--- START OF Text extract ---

This feature was created for migrating data into Bigquery. The primary use case is copying a mainframe dataset directly to GCS, then invoking the associated gRPC server to transcode the mainframe dataset to ORC.
The gRPC server allows the connector to run on a server the transcoding of binary files to ORC. This significantly reduces the level of MIPs consumed by this tool.
This command is the only one which differs significantly from the non-mainframe version of the utility. The implementation of gsutil cp included with the BQSH interpreter requires a COBOL copybook to be provided with the COPYBOOK DD and a COBOL data file to be provided via the INFILE DD. The utility will open a configurable number of parallel connections to the Cloud Storage API and transcode the COBOL dataset to the columnar and GZIP compressed ORC file format on the fly. Users can expect about 35% compresstion ratio.
//STEP01 EXEC BQSH
//INFILE DD DSN=<HLQ>.DATA.FILENAME,DISP=SHR
//COPYBOOK DD DISP=SHR,DSN=<HLQ>.COPYBOOK.FILENAME
//STDIN DD *
BUCKET=my-long-bucket-name-1234
gsutil cp --replace gs://$BUCKET/tablename.orc
/*
gsutil (gszutil-1.0.0)
Usage: gsutil [cp|rm] [options] destinationUri
--help prints this usage text
Command: cp [options]
Upload Binary MVS Dataset to GCS
--replace delete before uploading
--partSizeMB <value> target part size in megabytes (default: 256)

--- END OF Text extract ---
--- START OF Records provided ---

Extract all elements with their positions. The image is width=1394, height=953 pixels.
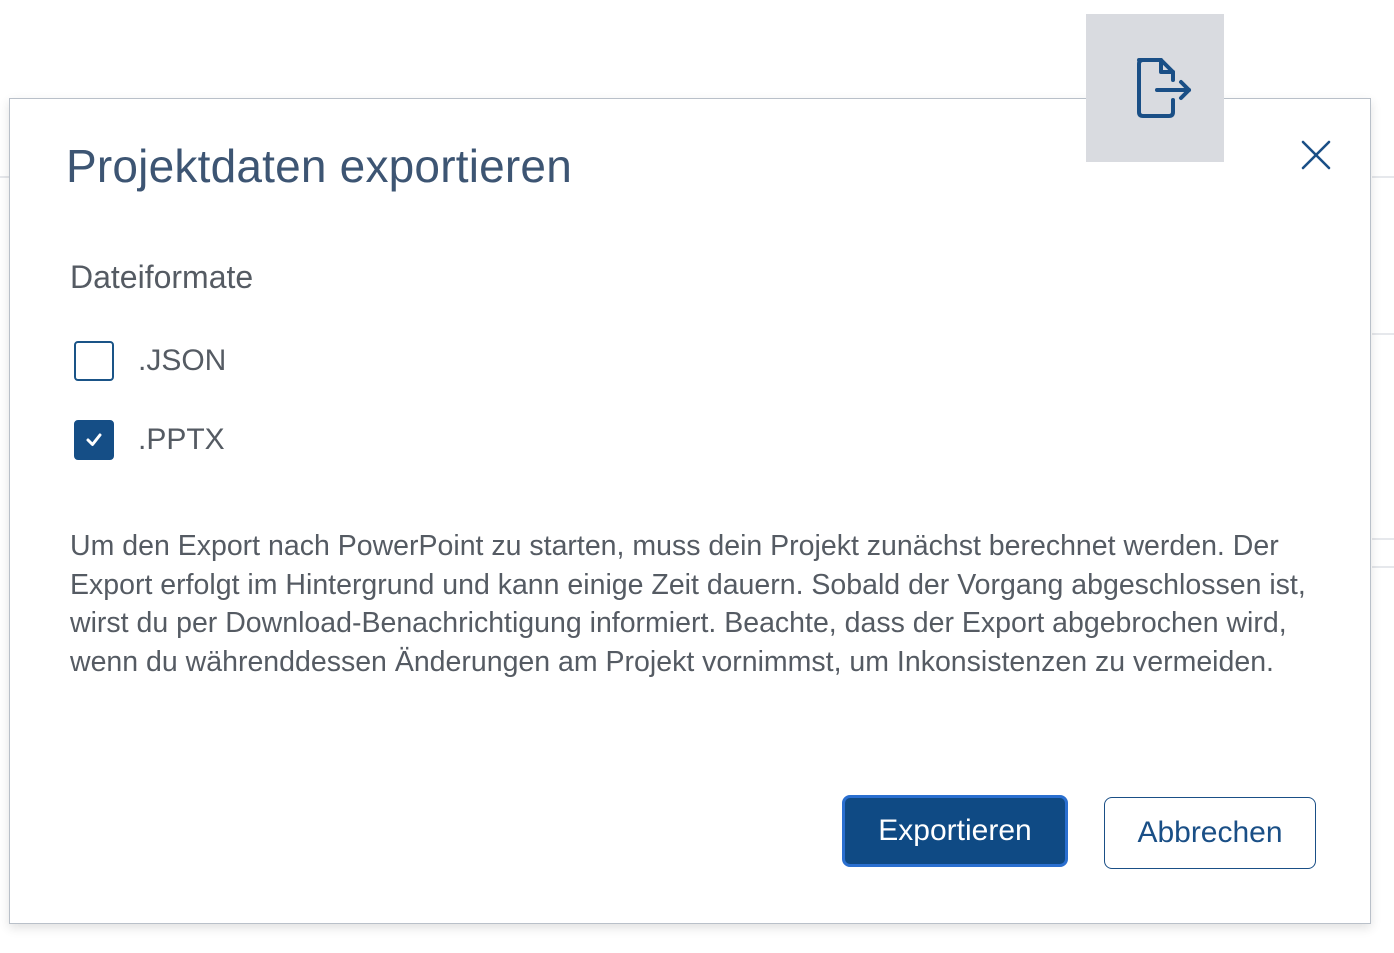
option-json[interactable]: .JSON bbox=[74, 341, 226, 381]
file-formats-label: Dateiformate bbox=[70, 259, 254, 295]
background-divider bbox=[1372, 176, 1394, 178]
export-badge bbox=[1086, 14, 1224, 162]
json-label: .JSON bbox=[138, 344, 227, 377]
export-dialog: Projektdaten exportieren Dateiformate .J… bbox=[9, 98, 1371, 924]
file-export-icon bbox=[1137, 58, 1191, 118]
dialog-title: Projektdaten exportieren bbox=[66, 140, 572, 192]
export-info-text: Um den Export nach PowerPoint zu starten… bbox=[70, 530, 1306, 678]
option-pptx[interactable]: .PPTX bbox=[74, 420, 225, 460]
checkmark-icon bbox=[86, 433, 102, 446]
close-icon bbox=[1301, 140, 1331, 170]
background-divider bbox=[0, 176, 9, 178]
background-divider bbox=[1372, 566, 1394, 568]
pptx-label: .PPTX bbox=[138, 423, 225, 456]
json-checkbox[interactable] bbox=[74, 341, 114, 381]
export-button[interactable]: Exportieren bbox=[842, 795, 1068, 867]
background-divider bbox=[1372, 538, 1394, 540]
close-button[interactable] bbox=[1296, 135, 1336, 175]
background-divider bbox=[1372, 333, 1394, 335]
cancel-button[interactable]: Abbrechen bbox=[1104, 797, 1316, 869]
pptx-checkbox[interactable] bbox=[74, 420, 114, 460]
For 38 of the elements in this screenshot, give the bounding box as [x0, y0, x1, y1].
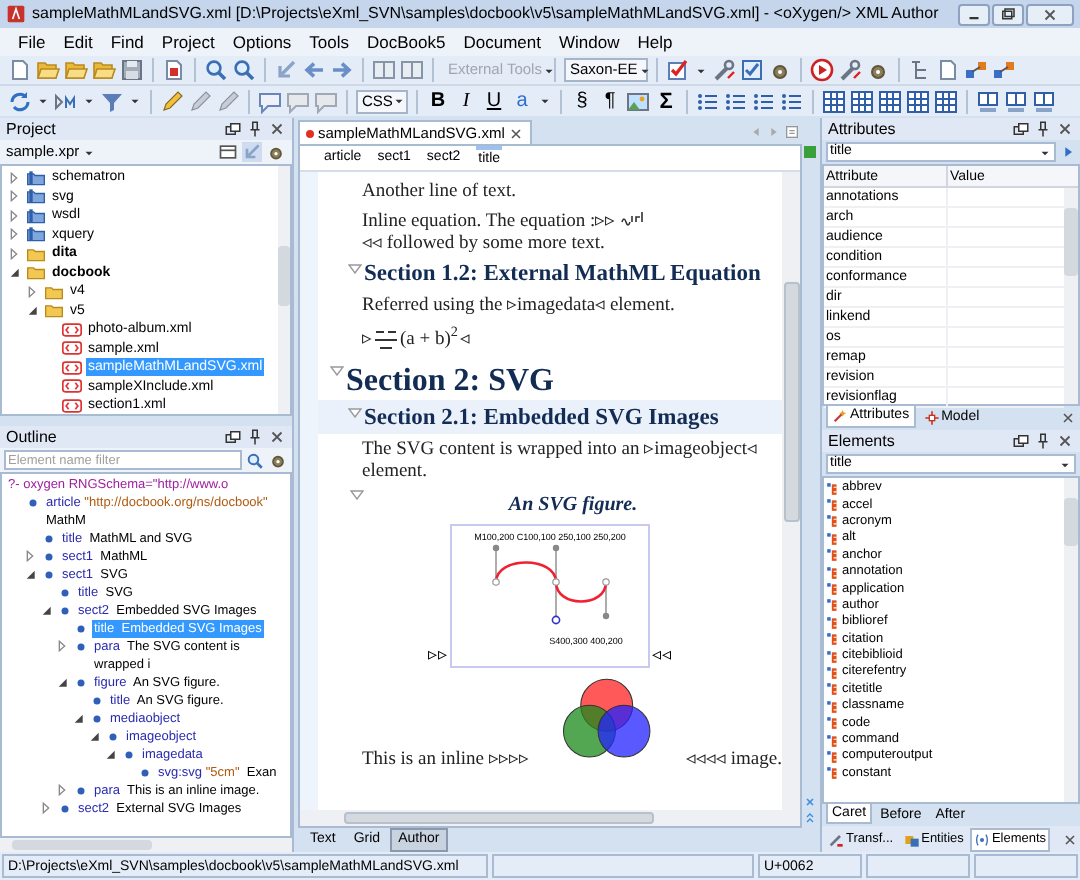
math-expression: (a + b)$^{2}$: [400, 326, 458, 354]
panel-title: Attributes: [828, 117, 896, 141]
paragraph-text: Inline equation. The equation :▹▹: [362, 212, 616, 234]
paragraph: The SVG content is wrapped into an ▹imageobject◃ element.: [362, 440, 760, 485]
paragraph: Referred using the ▹imagedata◃ element.: [362, 296, 677, 318]
format-button[interactable]: a: [510, 89, 534, 113]
element-marker: ▹: [362, 328, 372, 354]
paragraph: Another line of text.: [362, 182, 519, 204]
menu-item[interactable]: Project: [161, 29, 215, 55]
section-heading: Section 2: SVG: [346, 364, 554, 401]
sum-button[interactable]: Σ: [654, 89, 678, 113]
menu-item[interactable]: Help: [637, 29, 673, 55]
menu-item[interactable]: Find: [110, 29, 144, 55]
paragraph-text: ◃◃◃◃ image.: [686, 750, 782, 773]
symbol-button[interactable]: ¶: [598, 89, 622, 113]
paragraph-text: This is an inline ▹▹▹▹: [362, 750, 529, 773]
section-heading: Section 2.1: Embedded SVG Images: [364, 406, 719, 433]
menu-item[interactable]: Document: [463, 29, 541, 55]
format-button[interactable]: B: [426, 89, 450, 113]
menu-item[interactable]: File: [18, 29, 46, 55]
element-marker: ◃: [459, 328, 470, 354]
menu-item[interactable]: Edit: [63, 29, 93, 55]
menu-item[interactable]: Window: [558, 29, 620, 55]
section-heading: Section 1.2: External MathML Equation: [364, 262, 761, 288]
element-marker: ◃◃: [652, 641, 672, 668]
menu-item[interactable]: DocBook5: [367, 29, 446, 55]
panel-title: Project: [6, 117, 56, 141]
menu-item[interactable]: Tools: [309, 29, 350, 55]
format-button[interactable]: I: [454, 89, 478, 113]
window-title: sampleMathMLandSVG.xml [D:\Projects\eXml_SVN\samples\docbook\v5\sampleMathMLandSVG.xml] - <oXygen/> XML Author: [32, 2, 939, 26]
symbol-button[interactable]: §: [570, 89, 594, 113]
element-marker: ▹▹: [428, 641, 448, 668]
panel-title: Outline: [6, 425, 57, 449]
paragraph-text: ◃◃ followed by some more text.: [362, 234, 605, 256]
figure-title: An SVG figure.: [508, 492, 638, 521]
format-button[interactable]: U: [482, 89, 506, 113]
panel-title: Elements: [828, 429, 895, 453]
menu-item[interactable]: Options: [232, 29, 292, 55]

--- END OF Records provided ---

What to do:
1. Name every command-line option shown in the usage text of the mainframe transcoding page.
2. In the listing, rewrite the lines from its first line through the line containing "For 38 of the", inclusive, changing every "background-divider" to "page-divider" and leaving the rest unchanged. Give only those lines, without the pictures.

Solved tasks:
1.
--help
--replace
--partSizeMB

2.
Extract all elements with their positions. The image is width=1394, height=953 pixels.
option-json[interactable]: .JSON bbox=[74, 341, 226, 381]
file-formats-label: Dateiformate bbox=[70, 259, 254, 295]
page-divider bbox=[1372, 176, 1394, 178]
export-badge bbox=[1086, 14, 1224, 162]
json-label: .JSON bbox=[138, 344, 227, 377]
export-dialog: Projektdaten exportieren Dateiformate .J… bbox=[9, 98, 1371, 924]
file-export-icon bbox=[1137, 58, 1191, 118]
dialog-title: Projektdaten exportieren bbox=[66, 140, 572, 192]
export-info-text: Um den Export nach PowerPoint zu starten… bbox=[70, 530, 1306, 678]
option-pptx[interactable]: .PPTX bbox=[74, 420, 225, 460]
checkmark-icon bbox=[86, 433, 102, 446]
close-icon bbox=[1301, 140, 1331, 170]
page-divider bbox=[0, 176, 9, 178]
page-divider bbox=[1372, 566, 1394, 568]
pptx-label: .PPTX bbox=[138, 423, 225, 456]
json-checkbox[interactable] bbox=[74, 341, 114, 381]
export-button[interactable]: Exportieren bbox=[842, 795, 1068, 867]
page-divider bbox=[1372, 538, 1394, 540]
close-button[interactable] bbox=[1296, 135, 1336, 175]
page-divider bbox=[1372, 333, 1394, 335]
cancel-button[interactable]: Abbrechen bbox=[1104, 797, 1316, 869]
pptx-checkbox[interactable] bbox=[74, 420, 114, 460]
For 38 of the elements in this screenshot, give the bounding box as [x0, y0, x1, y1].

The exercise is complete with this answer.